**REQUIRED WORK**.
Track down the lines that contain "values" and copy them.

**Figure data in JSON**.
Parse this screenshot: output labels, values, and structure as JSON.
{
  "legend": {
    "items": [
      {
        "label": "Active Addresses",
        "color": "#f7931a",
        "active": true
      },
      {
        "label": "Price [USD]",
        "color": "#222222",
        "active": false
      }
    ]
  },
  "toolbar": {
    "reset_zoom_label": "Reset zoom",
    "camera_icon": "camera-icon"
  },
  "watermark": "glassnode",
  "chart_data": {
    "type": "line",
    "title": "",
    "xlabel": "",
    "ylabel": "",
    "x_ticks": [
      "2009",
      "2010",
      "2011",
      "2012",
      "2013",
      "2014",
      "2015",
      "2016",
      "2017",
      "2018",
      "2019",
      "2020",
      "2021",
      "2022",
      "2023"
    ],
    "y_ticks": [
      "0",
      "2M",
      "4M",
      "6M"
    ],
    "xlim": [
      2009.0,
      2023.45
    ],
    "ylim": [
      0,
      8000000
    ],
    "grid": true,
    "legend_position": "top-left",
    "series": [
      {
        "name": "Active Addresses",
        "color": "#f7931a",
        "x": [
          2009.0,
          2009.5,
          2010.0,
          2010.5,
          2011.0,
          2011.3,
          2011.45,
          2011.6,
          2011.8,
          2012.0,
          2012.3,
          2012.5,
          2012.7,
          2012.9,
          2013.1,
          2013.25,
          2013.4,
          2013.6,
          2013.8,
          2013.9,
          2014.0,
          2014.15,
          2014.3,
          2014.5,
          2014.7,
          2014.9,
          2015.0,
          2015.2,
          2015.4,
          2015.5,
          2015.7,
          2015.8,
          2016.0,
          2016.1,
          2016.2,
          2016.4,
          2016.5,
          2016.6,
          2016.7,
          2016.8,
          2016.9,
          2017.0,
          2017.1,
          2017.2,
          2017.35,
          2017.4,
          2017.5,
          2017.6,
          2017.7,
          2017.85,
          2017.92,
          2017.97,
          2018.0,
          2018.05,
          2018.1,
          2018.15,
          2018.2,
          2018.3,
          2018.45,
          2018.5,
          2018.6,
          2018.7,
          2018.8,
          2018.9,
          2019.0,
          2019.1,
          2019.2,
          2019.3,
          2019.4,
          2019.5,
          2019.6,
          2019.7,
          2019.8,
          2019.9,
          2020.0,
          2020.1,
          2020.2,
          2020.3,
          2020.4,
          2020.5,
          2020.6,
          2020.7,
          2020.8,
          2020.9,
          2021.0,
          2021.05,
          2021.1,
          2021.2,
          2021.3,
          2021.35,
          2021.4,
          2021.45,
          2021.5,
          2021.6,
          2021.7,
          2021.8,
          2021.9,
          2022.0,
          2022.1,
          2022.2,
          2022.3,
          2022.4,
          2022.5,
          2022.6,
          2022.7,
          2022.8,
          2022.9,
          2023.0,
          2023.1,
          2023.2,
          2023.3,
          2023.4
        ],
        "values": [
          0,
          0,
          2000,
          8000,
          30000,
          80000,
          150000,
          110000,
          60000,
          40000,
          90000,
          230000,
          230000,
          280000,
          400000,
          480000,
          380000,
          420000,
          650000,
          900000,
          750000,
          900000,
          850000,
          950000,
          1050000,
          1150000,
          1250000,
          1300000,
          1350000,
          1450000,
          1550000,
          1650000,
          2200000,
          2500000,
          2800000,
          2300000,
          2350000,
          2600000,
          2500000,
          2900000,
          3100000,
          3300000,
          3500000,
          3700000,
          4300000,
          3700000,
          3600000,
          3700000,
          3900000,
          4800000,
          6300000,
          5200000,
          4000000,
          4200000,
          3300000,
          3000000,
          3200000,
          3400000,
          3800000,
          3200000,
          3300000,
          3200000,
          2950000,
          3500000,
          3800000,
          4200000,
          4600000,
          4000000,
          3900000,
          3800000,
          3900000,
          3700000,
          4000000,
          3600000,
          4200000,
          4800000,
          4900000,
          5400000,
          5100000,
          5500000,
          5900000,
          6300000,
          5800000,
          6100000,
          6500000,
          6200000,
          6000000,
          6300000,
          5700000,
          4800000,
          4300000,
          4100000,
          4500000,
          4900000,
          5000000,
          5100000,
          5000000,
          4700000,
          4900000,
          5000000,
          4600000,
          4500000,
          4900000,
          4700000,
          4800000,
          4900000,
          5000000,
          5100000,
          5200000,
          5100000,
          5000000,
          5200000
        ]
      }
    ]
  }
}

* * *

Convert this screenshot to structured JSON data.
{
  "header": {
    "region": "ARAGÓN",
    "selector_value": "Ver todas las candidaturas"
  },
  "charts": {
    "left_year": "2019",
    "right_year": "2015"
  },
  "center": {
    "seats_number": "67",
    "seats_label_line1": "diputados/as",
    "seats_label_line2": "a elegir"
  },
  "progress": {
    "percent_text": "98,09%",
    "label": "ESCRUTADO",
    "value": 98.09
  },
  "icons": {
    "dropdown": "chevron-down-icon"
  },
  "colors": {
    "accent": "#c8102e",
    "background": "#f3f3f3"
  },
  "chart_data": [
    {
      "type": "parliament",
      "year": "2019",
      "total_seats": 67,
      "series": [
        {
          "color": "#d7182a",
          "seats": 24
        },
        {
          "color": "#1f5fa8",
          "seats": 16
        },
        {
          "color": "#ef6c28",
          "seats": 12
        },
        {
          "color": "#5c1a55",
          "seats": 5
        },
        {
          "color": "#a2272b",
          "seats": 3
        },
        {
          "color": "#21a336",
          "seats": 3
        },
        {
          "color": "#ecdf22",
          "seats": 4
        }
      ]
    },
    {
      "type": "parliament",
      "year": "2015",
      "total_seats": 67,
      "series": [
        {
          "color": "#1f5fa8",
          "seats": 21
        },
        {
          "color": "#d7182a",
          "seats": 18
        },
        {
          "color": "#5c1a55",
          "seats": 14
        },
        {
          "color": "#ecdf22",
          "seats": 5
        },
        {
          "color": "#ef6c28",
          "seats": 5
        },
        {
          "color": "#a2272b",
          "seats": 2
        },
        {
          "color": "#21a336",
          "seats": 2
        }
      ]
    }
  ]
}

**EXERCISE ANSWER**.
Parse this screenshot: output labels, values, and structure as JSON.
        "values": [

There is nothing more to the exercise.